Problems and tasks:
1 > Which two materials and craft supplies do the fleece dog toy instructions list?
2 > Please reproduce the stretch of the fleece dog toy instructions from "Weave two loop" through "a square-bodied tug." word for word.

[BEGIN Document segment]

Pink and blue woven fleece dog toy with two loops and two tugs

Love is in the air! Humphrey has a new puppy pal (they are so cute together) and this toy was created for some wild tug toy playtime. It may be a bit strange looking, but was created for function and fun - which is what matters most, right? With two loops and two straight stick "handles" there are tons of options for multiple dogs and humans. Humphrey has even figured out how to play tug with himself by using a paw with one loop and his mouth with the other - quite hilarious to watch. 

The materials and craft supplies used in making the tug toy shown are:
  • Polar fleece fabric
  • Scissors

Pink and blue woven fleece dog toy with two loops and two tugs

The toy was created by joining two simple single-colour four-strand loops, and then taking two strands from each to weave into a straight "handle" outwards perpendicular to the joint. The result is a toy with four easy grab points - fun!  It is essentially combining two of our loop and handle woven fleece dog tugs into a single big toy.  It isn't overly complex, but beginner weavers may like to try a few simple tugs or basic loops to get comfortable with weaving methods and judging size/scale before trying this type of project.  To make a similar DIY dog tug toy toy:

Weave two loop tugs with free fleece at each end:


✂️  Detailed directions with photos/diagrams for weaving are available in our posts on basic weaving methods.  The pictured toy is a four-strand spiral (the corner-to-corner circle twist method was used for this toy, as detailed in our instructions for making spiral tug toys). You also use a basic square/box knot, if you prefer a square-bodied tug.

  • Cut eight (two for each loop) long pieces of fleece. Length and width are at your discretion to scale the toy for your pet. 
  • Starting with four strands (one loop) Leaving a generous amount of fleece at the starting point (this will be used for joining and in weaving the handles), tie a temporary knot, and weave a straight length of tug using your preferred weaving style. Stop to leave a similar amount of free fleece at the finishing end. Tip:You can untie the temporary starting knot at any point after getting several layers into your weave to help judge your finishing point.

[END Document segment]
[BEGIN Data provided]

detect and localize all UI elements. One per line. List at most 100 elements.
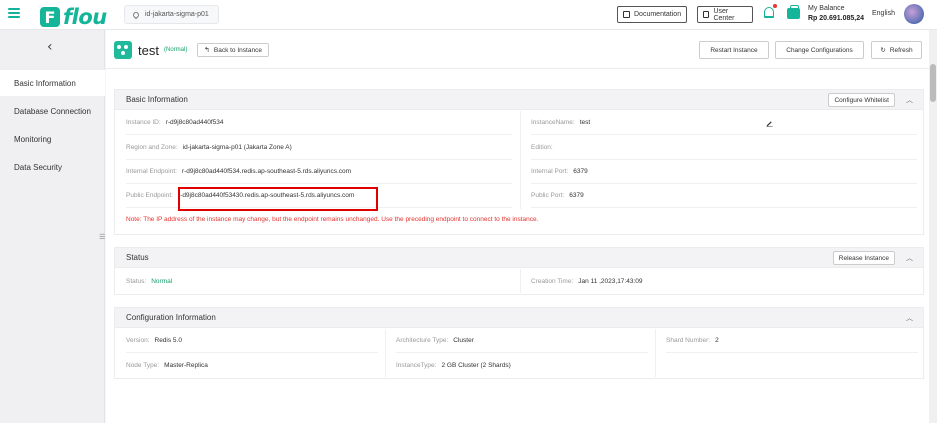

[END Data provided]

Task-by-task outputs:
1 > Polar fleece fabric and scissors.

2 >
Weave two loop tugs with free fleece at each end:


✂️  Detailed directions with photos/diagrams for weaving are available in our posts on basic weaving methods.  The pictured toy is a four-strand spiral (the corner-to-corner circle twist method was used for this toy, as detailed in our instructions for making spiral tug toys). You also use a basic square/box knot, if you prefer a square-bodied tug.